■ Extrait:
↓↓↓

Une œuvre d’art. L’art de l’hypocrisie. Presque chaque affirmation du passage sur la question israélo-palestinienne était un mensonge. Un mensonge flagrant : l’orateur savait que c’était un mensonge, et l’auditoire le savait aussi.

C’était du meilleur Obama, du plus mauvais Obama.

Etant une personne morale, il a dû éprouver une envie pressante de vomir. Etant une personne pragmatique, il savait qu’il devait le faire, s’il voulait être réélu.

Au fond, il a bradé les intérêts nationaux fondamentaux des États-Unis d’Amérique pour tenter d’obtenir un second mandat.

Pas très joli, mais c’est la politique, n’est-ce-pas ?

IL PEUT être superflu – presque insultant pour le lecteur – de signaler les détails mensongers de cette construction rhétorique.

Obama a traité les deux parties comme si elles étaient de force égale – Israéliens et Palestiniens, Palestiniens et Israéliens.

Mais des deux, ce sont les Israéliens – et eux seuls – qui souffrent et ont souffert. La persécution. L’exil. L’Holocauste. Un enfant israélien sous la menace des roquettes. Entouré de la haine des enfants arabes. C’est tellement triste.

Pas d’occupation. Pas de colonies. Pas de frontières de juin 1967. Pas de Naqba. Pas d’enfants palestiniens tués ou effrayés. C’est purement et simplement la ligne de la propagande de la droite israélienne – la terminologie, le récit historique, l’argumentation. La musique.

Les Palestiniens devraient bien sûr avoir un État à eux. Assurément, assurément. Mais il ne faut pas qu’ils insistent trop. Il ne faut pas qu’ils mettent les États-Unis dans l’embarras. Il ne faut pas qu’ils viennent aux Nations unies. Il leur faut se mettre à table avec les Israéliens, en gens raisonnables, et traiter l’affaire avec eux. Le mouton raisonnable doit s’asseoir avec le loup raisonnable pour décider du menu de leur dîner. Il ne faudrait pas que des étrangers s’en mêlent.

Obama a assuré un service complet. Une dame qui fournit ce genre de service se fait généralement rémunérer à l’avance. Obama a obtenu sa rémunération immédiatement après, dans l’heure. Nétanyahou s’est assis avec lui devant les caméras et lui a prodigué suffisamment d’insignes professions d’amour et de reconnaissance pour plusieurs campagnes électorales.

↑↑↑

Entrées enregistrées:
↓↓↓

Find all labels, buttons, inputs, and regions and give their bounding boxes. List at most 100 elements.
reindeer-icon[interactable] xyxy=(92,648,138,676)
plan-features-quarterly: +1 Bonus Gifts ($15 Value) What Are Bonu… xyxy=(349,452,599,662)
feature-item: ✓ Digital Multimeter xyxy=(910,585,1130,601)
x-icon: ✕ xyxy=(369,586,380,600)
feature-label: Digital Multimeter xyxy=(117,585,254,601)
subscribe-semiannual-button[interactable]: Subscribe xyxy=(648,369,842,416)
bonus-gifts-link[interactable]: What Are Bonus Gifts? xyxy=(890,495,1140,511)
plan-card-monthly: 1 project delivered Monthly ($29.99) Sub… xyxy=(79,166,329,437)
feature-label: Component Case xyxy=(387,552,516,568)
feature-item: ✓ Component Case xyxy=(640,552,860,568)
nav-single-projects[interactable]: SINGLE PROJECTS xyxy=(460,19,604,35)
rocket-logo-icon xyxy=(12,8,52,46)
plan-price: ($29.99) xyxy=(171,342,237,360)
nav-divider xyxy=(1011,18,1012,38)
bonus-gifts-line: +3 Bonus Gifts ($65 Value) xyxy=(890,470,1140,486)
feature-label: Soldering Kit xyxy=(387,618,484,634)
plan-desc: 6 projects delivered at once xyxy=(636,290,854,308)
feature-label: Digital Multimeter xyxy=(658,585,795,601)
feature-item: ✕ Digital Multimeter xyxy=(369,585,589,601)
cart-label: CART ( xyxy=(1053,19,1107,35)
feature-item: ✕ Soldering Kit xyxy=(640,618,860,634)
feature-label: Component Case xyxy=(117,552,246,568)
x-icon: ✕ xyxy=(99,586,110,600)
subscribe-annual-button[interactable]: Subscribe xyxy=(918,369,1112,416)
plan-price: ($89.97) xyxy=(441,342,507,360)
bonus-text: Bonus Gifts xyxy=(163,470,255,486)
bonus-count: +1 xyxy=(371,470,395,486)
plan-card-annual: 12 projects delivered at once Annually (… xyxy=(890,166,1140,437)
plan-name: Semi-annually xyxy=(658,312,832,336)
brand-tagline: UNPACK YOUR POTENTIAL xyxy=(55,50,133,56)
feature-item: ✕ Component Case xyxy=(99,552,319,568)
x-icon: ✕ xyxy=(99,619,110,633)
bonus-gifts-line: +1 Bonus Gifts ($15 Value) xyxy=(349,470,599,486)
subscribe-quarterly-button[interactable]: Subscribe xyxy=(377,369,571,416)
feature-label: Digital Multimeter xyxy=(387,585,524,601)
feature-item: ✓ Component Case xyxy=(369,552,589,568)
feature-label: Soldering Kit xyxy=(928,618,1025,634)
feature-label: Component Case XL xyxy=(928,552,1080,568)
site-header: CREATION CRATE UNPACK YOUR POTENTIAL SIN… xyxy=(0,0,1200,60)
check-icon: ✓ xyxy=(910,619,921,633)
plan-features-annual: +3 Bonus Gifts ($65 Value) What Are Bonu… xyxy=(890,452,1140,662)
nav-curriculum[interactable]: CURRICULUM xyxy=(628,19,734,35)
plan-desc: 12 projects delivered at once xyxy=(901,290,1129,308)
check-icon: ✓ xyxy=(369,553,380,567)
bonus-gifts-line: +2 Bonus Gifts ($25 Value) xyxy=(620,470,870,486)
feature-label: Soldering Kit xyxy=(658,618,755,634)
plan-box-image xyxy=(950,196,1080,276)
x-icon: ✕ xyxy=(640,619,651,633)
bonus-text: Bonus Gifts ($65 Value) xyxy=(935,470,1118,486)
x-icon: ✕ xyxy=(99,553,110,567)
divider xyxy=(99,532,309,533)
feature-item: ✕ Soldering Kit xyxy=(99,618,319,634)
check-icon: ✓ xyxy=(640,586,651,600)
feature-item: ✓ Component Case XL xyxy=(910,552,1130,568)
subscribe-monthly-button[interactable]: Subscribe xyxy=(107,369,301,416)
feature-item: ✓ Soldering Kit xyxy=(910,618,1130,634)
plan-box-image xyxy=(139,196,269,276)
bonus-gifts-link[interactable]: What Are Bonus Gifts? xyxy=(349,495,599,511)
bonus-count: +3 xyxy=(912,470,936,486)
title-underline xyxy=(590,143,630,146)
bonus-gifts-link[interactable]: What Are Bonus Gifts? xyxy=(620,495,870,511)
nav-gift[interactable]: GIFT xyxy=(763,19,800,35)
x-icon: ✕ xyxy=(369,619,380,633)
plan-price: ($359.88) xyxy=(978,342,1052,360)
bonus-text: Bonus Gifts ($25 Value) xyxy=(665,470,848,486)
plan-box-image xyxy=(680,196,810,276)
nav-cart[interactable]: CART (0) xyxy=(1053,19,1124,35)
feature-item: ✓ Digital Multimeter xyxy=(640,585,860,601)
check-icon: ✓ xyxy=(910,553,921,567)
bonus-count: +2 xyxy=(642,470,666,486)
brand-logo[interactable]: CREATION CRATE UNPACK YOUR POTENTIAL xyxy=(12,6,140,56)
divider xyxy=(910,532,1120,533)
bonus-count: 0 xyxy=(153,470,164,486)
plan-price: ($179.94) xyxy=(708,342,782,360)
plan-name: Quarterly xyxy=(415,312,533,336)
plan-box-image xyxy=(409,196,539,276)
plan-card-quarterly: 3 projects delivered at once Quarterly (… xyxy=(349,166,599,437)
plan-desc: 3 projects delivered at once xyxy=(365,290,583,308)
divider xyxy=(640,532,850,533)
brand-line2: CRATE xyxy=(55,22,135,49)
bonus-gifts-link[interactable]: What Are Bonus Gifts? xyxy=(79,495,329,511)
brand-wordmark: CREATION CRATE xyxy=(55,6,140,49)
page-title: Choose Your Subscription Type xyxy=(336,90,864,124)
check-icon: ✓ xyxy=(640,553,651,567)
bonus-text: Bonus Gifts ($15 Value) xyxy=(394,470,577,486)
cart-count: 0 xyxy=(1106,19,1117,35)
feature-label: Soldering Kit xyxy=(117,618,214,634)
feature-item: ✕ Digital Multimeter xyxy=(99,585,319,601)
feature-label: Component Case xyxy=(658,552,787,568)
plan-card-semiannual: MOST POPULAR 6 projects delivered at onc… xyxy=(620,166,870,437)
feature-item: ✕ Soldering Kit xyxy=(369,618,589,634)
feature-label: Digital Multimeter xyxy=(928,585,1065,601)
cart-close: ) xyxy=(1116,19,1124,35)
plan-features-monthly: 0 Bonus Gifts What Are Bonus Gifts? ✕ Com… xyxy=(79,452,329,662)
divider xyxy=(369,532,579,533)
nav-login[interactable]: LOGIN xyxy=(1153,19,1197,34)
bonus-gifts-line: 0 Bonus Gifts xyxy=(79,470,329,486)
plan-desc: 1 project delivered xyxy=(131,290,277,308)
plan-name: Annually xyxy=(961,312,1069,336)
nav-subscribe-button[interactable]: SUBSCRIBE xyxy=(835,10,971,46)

↑↑↑

■ Vos consignes:
- a) Répondez brièvement à chacune de ces questions à partir de l'extrait.
(i) Qui s'est assis avec Obama devant les caméras ?
(ii) De quel camp politique vient la ligne de propagande évoquée ?
(iii) À quel moment Obama a-t-il obtenu sa rémunération ?
- b) Citez sans rien changer le passage de l'extrait qui s'ouvre sur les mots « Une œuvre d’art. » et se termine par « politique, n’est-ce-pas ? ».
Le listing provient d'une autre source que l'extrait.

■ Corrigés détaillés:
- a)
(i) Nétanyahou.
(ii) De la droite israélienne.
(iii) Immédiatement après, dans l'heure.

- b)
Une œuvre d’art. L’art de l’hypocrisie. Presque chaque affirmation du passage sur la question israélo-palestinienne était un mensonge. Un mensonge flagrant : l’orateur savait que c’était un mensonge, et l’auditoire le savait aussi.

C’était du meilleur Obama, du plus mauvais Obama.

Etant une personne morale, il a dû éprouver une envie pressante de vomir. Etant une personne pragmatique, il savait qu’il devait le faire, s’il voulait être réélu.

Au fond, il a bradé les intérêts nationaux fondamentaux des États-Unis d’Amérique pour tenter d’obtenir un second mandat.

Pas très joli, mais c’est la politique, n’est-ce-pas ?